**GIVEN REQUEST:** Reproduce all entries precisely, down to the last character.

**DATA SECTION:**
- - -
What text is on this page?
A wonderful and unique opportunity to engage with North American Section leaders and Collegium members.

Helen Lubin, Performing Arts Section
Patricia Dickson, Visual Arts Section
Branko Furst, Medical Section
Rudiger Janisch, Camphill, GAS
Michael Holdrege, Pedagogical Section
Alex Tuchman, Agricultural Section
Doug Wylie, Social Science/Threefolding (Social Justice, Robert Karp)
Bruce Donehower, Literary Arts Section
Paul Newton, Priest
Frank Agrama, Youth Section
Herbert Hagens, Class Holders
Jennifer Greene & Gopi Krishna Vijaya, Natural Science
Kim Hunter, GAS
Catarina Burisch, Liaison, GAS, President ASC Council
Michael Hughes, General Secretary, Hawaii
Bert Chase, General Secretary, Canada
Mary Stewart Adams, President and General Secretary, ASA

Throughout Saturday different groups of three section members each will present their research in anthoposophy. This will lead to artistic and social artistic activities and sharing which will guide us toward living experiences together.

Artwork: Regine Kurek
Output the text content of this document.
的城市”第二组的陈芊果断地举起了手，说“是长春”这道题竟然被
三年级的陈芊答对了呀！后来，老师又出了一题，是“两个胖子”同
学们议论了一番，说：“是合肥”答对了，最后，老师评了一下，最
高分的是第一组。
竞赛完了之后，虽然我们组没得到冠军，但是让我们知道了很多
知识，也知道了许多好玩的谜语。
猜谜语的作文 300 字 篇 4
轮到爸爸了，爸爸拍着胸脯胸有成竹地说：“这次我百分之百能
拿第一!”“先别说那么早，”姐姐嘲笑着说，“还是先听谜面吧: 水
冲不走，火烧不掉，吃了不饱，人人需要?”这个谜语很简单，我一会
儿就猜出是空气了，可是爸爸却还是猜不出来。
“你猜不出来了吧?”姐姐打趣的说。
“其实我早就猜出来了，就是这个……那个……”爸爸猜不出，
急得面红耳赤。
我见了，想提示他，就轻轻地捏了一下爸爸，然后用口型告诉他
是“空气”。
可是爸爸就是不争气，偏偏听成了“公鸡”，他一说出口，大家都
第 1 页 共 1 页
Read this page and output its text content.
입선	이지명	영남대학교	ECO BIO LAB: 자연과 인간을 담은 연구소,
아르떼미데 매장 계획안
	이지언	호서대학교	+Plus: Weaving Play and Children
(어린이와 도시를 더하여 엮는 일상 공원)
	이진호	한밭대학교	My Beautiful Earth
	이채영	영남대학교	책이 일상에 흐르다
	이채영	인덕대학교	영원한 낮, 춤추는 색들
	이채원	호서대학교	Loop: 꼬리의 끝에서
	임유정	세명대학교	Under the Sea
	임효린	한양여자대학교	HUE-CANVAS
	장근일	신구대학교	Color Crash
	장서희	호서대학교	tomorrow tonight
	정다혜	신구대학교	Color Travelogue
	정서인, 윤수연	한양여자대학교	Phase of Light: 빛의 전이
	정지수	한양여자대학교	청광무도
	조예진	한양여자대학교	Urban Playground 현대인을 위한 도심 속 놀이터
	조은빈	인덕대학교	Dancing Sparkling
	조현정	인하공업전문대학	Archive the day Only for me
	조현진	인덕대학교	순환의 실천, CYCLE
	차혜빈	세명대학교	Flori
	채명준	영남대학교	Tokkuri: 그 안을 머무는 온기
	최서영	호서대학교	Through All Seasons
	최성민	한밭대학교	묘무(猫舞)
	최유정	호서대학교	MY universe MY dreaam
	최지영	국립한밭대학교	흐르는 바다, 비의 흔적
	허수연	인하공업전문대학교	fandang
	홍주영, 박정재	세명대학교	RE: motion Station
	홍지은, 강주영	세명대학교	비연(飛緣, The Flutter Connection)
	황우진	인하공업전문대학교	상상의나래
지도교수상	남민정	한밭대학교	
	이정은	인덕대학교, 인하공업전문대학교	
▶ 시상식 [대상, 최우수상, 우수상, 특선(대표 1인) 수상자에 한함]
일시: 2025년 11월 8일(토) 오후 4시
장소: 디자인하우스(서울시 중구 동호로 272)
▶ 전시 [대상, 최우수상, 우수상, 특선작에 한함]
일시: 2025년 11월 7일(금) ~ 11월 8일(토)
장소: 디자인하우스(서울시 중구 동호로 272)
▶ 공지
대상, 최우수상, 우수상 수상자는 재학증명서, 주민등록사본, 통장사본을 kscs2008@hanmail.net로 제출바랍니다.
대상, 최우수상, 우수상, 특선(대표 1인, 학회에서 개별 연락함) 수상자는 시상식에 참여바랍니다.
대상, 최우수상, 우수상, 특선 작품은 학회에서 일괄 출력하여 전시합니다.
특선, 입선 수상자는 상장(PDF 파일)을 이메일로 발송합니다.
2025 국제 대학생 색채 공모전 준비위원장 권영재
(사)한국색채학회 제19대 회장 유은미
- - -
**RESULT FOR THIS EXERCISE:**
What text is on this page?
A wonderful and unique opportunity to engage with North American Section leaders and Collegium members.

Helen Lubin, Performing Arts Section
Patricia Dickson, Visual Arts Section
Branko Furst, Medical Section
Rudiger Janisch, Camphill, GAS
Michael Holdrege, Pedagogical Section
Alex Tuchman, Agricultural Section
Doug Wylie, Social Science/Threefolding (Social Justice, Robert Karp)
Bruce Donehower, Literary Arts Section
Paul Newton, Priest
Frank Agrama, Youth Section
Herbert Hagens, Class Holders
Jennifer Greene & Gopi Krishna Vijaya, Natural Science
Kim Hunter, GAS
Catarina Burisch, Liaison, GAS, President ASC Council
Michael Hughes, General Secretary, Hawaii
Bert Chase, General Secretary, Canada
Mary Stewart Adams, President and General Secretary, ASA

Throughout Saturday different groups of three section members each will present their research in anthoposophy. This will lead to artistic and social artistic activities and sharing which will guide us toward living experiences together.

Artwork: Regine Kurek
Output the text content of this document.
的城市”第二组的陈芊果断地举起了手，说“是长春”这道题竟然被
三年级的陈芊答对了呀！后来，老师又出了一题，是“两个胖子”同
学们议论了一番，说：“是合肥”答对了，最后，老师评了一下，最
高分的是第一组。
竞赛完了之后，虽然我们组没得到冠军，但是让我们知道了很多
知识，也知道了许多好玩的谜语。
猜谜语的作文 300 字 篇 4
轮到爸爸了，爸爸拍着胸脯胸有成竹地说：“这次我百分之百能
拿第一!”“先别说那么早，”姐姐嘲笑着说，“还是先听谜面吧: 水
冲不走，火烧不掉，吃了不饱，人人需要?”这个谜语很简单，我一会
儿就猜出是空气了，可是爸爸却还是猜不出来。
“你猜不出来了吧?”姐姐打趣的说。
“其实我早就猜出来了，就是这个……那个……”爸爸猜不出，
急得面红耳赤。
我见了，想提示他，就轻轻地捏了一下爸爸，然后用口型告诉他
是“空气”。
可是爸爸就是不争气，偏偏听成了“公鸡”，他一说出口，大家都
第 1 页 共 1 页
Read this page and output its text content.
입선	이지명	영남대학교	ECO BIO LAB: 자연과 인간을 담은 연구소,
아르떼미데 매장 계획안
	이지언	호서대학교	+Plus: Weaving Play and Children
(어린이와 도시를 더하여 엮는 일상 공원)
	이진호	한밭대학교	My Beautiful Earth
	이채영	영남대학교	책이 일상에 흐르다
	이채영	인덕대학교	영원한 낮, 춤추는 색들
	이채원	호서대학교	Loop: 꼬리의 끝에서
	임유정	세명대학교	Under the Sea
	임효린	한양여자대학교	HUE-CANVAS
	장근일	신구대학교	Color Crash
	장서희	호서대학교	tomorrow tonight
	정다혜	신구대학교	Color Travelogue
	정서인, 윤수연	한양여자대학교	Phase of Light: 빛의 전이
	정지수	한양여자대학교	청광무도
	조예진	한양여자대학교	Urban Playground 현대인을 위한 도심 속 놀이터
	조은빈	인덕대학교	Dancing Sparkling
	조현정	인하공업전문대학	Archive the day Only for me
	조현진	인덕대학교	순환의 실천, CYCLE
	차혜빈	세명대학교	Flori
	채명준	영남대학교	Tokkuri: 그 안을 머무는 온기
	최서영	호서대학교	Through All Seasons
	최성민	한밭대학교	묘무(猫舞)
	최유정	호서대학교	MY universe MY dreaam
	최지영	국립한밭대학교	흐르는 바다, 비의 흔적
	허수연	인하공업전문대학교	fandang
	홍주영, 박정재	세명대학교	RE: motion Station
	홍지은, 강주영	세명대학교	비연(飛緣, The Flutter Connection)
	황우진	인하공업전문대학교	상상의나래
지도교수상	남민정	한밭대학교	
	이정은	인덕대학교, 인하공업전문대학교	
▶ 시상식 [대상, 최우수상, 우수상, 특선(대표 1인) 수상자에 한함]
일시: 2025년 11월 8일(토) 오후 4시
장소: 디자인하우스(서울시 중구 동호로 272)
▶ 전시 [대상, 최우수상, 우수상, 특선작에 한함]
일시: 2025년 11월 7일(금) ~ 11월 8일(토)
장소: 디자인하우스(서울시 중구 동호로 272)
▶ 공지
대상, 최우수상, 우수상 수상자는 재학증명서, 주민등록사본, 통장사본을 kscs2008@hanmail.net로 제출바랍니다.
대상, 최우수상, 우수상, 특선(대표 1인, 학회에서 개별 연락함) 수상자는 시상식에 참여바랍니다.
대상, 최우수상, 우수상, 특선 작품은 학회에서 일괄 출력하여 전시합니다.
특선, 입선 수상자는 상장(PDF 파일)을 이메일로 발송합니다.
2025 국제 대학생 색채 공모전 준비위원장 권영재
(사)한국색채학회 제19대 회장 유은미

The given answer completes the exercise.